AIM: Collect every line in the records below that contains the word "name".

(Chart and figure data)
________________________

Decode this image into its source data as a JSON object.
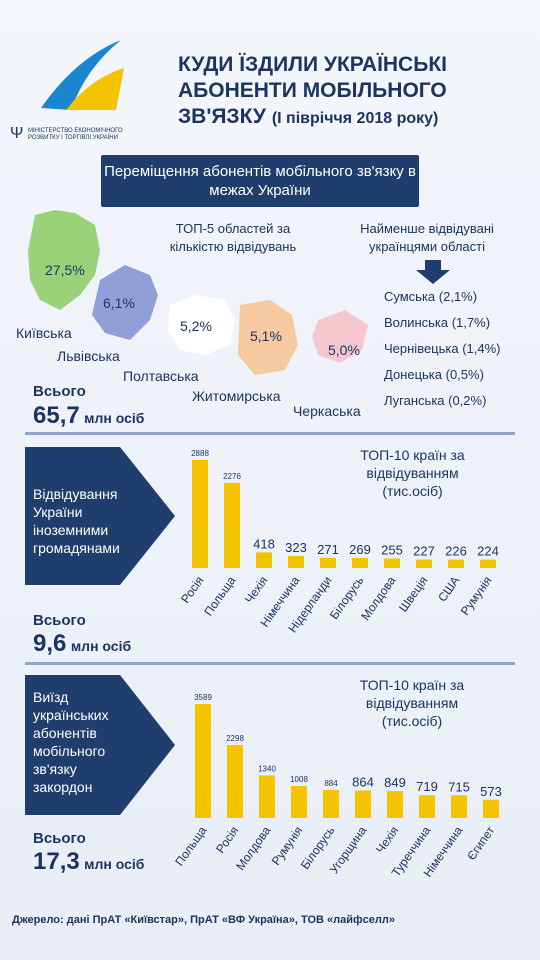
{
  "header": {
    "title_line1": "КУДИ ЇЗДИЛИ УКРАЇНСЬКІ",
    "title_line2": "АБОНЕНТИ МОБІЛЬНОГО",
    "title_line3": "ЗВ'ЯЗКУ",
    "period": "(І півріччя 2018 року)",
    "ministry": "МІНІСТЕРСТВО ЕКОНОМІЧНОГО РОЗВИТКУ І ТОРГІВЛІ УКРАЇНИ",
    "logo_color": "#1a86d0"
  },
  "section1": {
    "banner": "Переміщення абонентів мобільного зв'язку в межах України",
    "top5_title": "ТОП-5 областей за кількістю відвідувань",
    "least_title": "Найменше відвідувані українцями області",
    "total_label": "Всього",
    "total_value": "65,7",
    "total_unit": "млн осіб",
    "regions": [
      {
        "name": "Київська",
        "value": "27,5%",
        "color": "#9ad27a"
      },
      {
        "name": "Львівська",
        "value": "6,1%",
        "color": "#8f9fd8"
      },
      {
        "name": "Полтавська",
        "value": "5,2%",
        "color": "#ffffff"
      },
      {
        "name": "Житомирська",
        "value": "5,1%",
        "color": "#f6c9a0"
      },
      {
        "name": "Черкаська",
        "value": "5,0%",
        "color": "#f5c8cf"
      }
    ],
    "least": [
      "Сумська (2,1%)",
      "Волинська (1,7%)",
      "Чернівецька (1,4%)",
      "Донецька (0,5%)",
      "Луганська (0,2%)"
    ]
  },
  "section2": {
    "arrow_text": "Відвідування України іноземними громадянами",
    "chart_title": "ТОП-10 країн за відвідуванням (тис.осіб)",
    "total_label": "Всього",
    "total_value": "9,6",
    "total_unit": "млн осіб"
  },
  "section3": {
    "arrow_text": "Виїзд українських абонентів мобільного зв'язку закордон",
    "chart_title": "ТОП-10 країн за відвідуванням (тис.осіб)",
    "total_label": "Всього",
    "total_value": "17,3",
    "total_unit": "млн осіб"
  },
  "source": "Джерело: дані ПрАТ «Київстар», ПрАТ «ВФ Україна», ТОВ «лайфселл»",
  "chart_data": [
    {
      "type": "bar",
      "title": "ТОП-10 країн за відвідуванням (тис.осіб)",
      "categories": [
        "Росія",
        "Польща",
        "Чехія",
        "Німеччина",
        "Нідерланди",
        "Білорусь",
        "Молдова",
        "Швеція",
        "США",
        "Румунія"
      ],
      "values": [
        2888,
        2276,
        418,
        323,
        271,
        269,
        255,
        227,
        226,
        224
      ],
      "color": "#f5c400"
    },
    {
      "type": "bar",
      "title": "ТОП-10 країн за відвідуванням (тис.осіб)",
      "categories": [
        "Польща",
        "Росія",
        "Молдова",
        "Румунія",
        "Білорусь",
        "Угорщина",
        "Чехія",
        "Туреччина",
        "Німеччина",
        "Єгипет"
      ],
      "values": [
        3589,
        2298,
        1340,
        1008,
        884,
        864,
        849,
        719,
        715,
        573
      ],
      "color": "#f5c400"
    }
  ]
}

________________________

RESULT OF THE EXERCISE:
        "name": "Київська",
        "name": "Львівська",
        "name": "Полтавська",
        "name": "Житомирська",
        "name": "Черкаська",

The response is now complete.